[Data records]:

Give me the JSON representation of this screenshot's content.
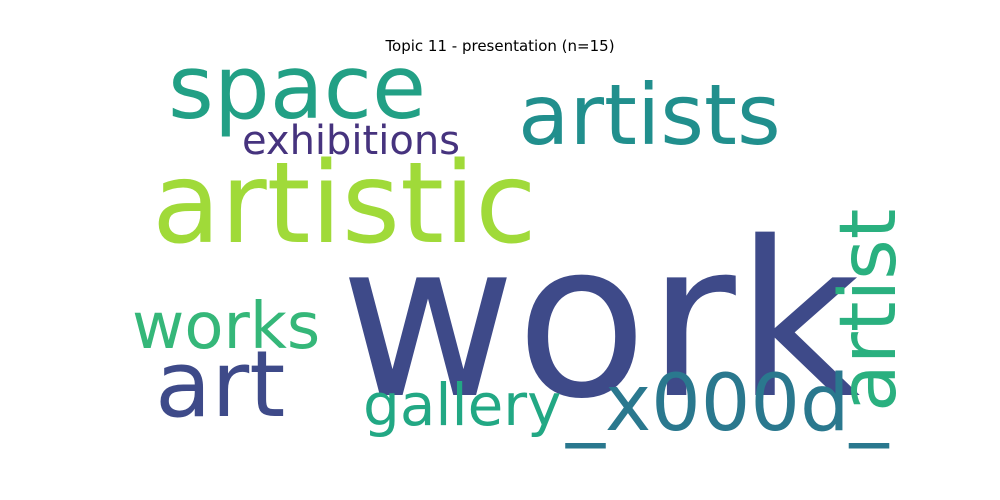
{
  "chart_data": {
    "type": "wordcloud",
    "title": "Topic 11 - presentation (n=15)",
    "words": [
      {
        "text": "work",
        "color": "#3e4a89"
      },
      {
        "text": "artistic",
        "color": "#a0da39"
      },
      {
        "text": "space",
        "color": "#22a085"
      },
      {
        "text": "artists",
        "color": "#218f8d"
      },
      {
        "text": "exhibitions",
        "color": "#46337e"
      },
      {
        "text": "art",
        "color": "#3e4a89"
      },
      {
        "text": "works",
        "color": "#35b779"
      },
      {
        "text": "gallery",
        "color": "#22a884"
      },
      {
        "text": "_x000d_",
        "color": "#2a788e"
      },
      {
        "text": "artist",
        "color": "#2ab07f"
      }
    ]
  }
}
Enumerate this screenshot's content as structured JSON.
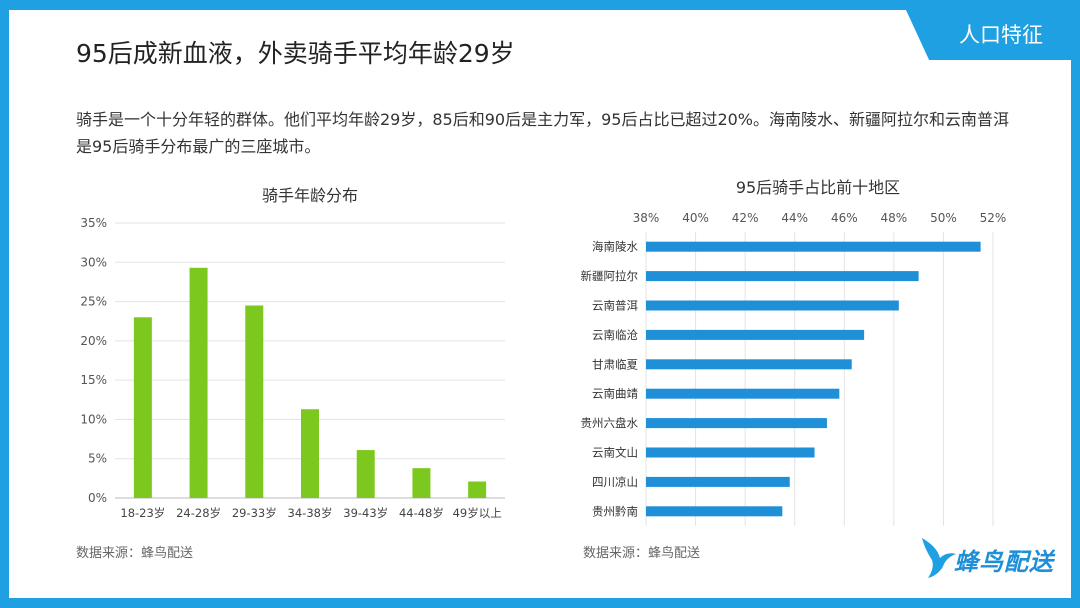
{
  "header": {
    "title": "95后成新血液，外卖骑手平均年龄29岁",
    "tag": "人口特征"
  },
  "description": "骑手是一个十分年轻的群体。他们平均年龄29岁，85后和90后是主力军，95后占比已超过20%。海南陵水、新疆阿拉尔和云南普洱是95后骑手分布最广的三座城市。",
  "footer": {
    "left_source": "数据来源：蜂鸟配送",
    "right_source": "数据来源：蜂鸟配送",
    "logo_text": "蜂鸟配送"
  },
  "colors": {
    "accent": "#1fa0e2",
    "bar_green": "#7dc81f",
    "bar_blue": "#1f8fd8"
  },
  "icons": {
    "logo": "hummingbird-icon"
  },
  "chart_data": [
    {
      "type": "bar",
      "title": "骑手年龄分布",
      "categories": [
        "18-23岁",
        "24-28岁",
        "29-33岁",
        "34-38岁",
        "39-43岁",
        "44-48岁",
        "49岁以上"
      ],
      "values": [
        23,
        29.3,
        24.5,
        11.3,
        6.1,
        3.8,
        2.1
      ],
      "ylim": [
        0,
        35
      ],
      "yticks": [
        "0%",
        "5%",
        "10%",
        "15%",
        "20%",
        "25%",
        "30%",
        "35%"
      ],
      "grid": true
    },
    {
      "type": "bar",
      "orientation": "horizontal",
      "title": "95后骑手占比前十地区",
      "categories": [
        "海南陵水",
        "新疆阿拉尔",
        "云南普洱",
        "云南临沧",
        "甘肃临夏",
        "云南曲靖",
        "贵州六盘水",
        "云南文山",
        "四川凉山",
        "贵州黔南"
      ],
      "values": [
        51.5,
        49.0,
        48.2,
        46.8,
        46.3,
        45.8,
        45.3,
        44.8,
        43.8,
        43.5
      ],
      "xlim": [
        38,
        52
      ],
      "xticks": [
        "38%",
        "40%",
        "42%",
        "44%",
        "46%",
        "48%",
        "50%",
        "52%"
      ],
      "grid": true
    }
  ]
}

[WRITTEN TASK]: Show all lines in the entries above where the string "蜂鸟配送" appears.

[CORRECT OUTPUT]:
    "left_source": "数据来源：蜂鸟配送",
    "right_source": "数据来源：蜂鸟配送",
    "logo_text": "蜂鸟配送"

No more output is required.